Texto proporcionado -
----------
Siete países árabes celebraron una cumbre de emergencia en Riad para definir una alternativa al plan de control de Gaza propuesto por el presidente de Estados Unidos, Donald Trump. Su polémica idea de “limpiar” la Franja de Gaza se mantiene, aunque sus asesores admiten que busca presionar a los aliados árabes para que diseñen su propio esquema de administración posguerra sin Hamás en el poder.
El plan árabe aún está en desarrollo y no se alcanzó un acuerdo final en la cumbre, pero hay consenso en un punto clave: la Autoridad Palestina debe formar parte de la estrategia. No obstante, los líderes consideran que el presidente Mahmoud Abbas no es esencial e incluso podría ser un obstáculo para el proceso.
Por esa razón, Abbas no fue invitado a la reunión en Riad, según diplomáticos árabes y europeos. A pesar de intentos discretos desde Ramala para asegurar su asistencia, varios líderes expresaron su oposición, lo que llevó a Arabia Saudita a excluirlo de la cumbre.
----------
Datos de análisis estructurado de la página
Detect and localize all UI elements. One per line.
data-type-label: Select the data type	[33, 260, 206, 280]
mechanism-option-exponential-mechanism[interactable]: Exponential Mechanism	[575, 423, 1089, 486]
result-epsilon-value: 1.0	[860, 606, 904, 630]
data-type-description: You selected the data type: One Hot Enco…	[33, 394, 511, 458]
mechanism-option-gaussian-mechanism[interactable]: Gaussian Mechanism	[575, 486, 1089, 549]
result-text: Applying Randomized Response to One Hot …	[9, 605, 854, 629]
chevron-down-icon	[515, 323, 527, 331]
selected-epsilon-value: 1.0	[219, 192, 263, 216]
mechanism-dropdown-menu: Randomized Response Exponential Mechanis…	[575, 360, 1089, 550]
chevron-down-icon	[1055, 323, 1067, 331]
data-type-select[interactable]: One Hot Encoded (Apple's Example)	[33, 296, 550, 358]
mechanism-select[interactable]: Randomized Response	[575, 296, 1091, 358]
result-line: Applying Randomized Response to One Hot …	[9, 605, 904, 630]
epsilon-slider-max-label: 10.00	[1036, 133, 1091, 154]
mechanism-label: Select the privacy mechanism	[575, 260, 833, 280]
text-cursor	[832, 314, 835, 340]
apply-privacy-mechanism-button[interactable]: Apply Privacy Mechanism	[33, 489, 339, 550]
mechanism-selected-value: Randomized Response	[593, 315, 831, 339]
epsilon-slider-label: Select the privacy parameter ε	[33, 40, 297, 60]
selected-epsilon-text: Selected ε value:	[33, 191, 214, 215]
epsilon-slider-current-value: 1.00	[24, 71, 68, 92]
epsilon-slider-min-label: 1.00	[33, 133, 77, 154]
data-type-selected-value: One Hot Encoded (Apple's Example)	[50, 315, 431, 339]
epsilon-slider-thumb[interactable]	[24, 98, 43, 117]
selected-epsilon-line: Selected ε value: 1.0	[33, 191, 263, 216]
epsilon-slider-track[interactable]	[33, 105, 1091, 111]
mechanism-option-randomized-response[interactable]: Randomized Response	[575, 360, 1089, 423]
----------
Lista de tareas -
1 - Responde con base en el texto sobre la cumbre de Riad:
(a) ¿Cuántos países árabes participaron en la cumbre?
(b) ¿En qué punto del plan árabe hay consenso?
(c) ¿Qué país excluyó a Abbas de la cumbre?
2 - Enumera todos los lugares (ciudades, países o territorios) que se mencionan en el texto sobre la cumbre de Riad.

Soluciones -
1 -
(a) Siete países árabes.
(b) En que la Autoridad Palestina debe formar parte de la estrategia.
(c) Arabia Saudita.

2 - Riad, Gaza (la Franja de Gaza), Estados Unidos, Ramala, Arabia Saudita.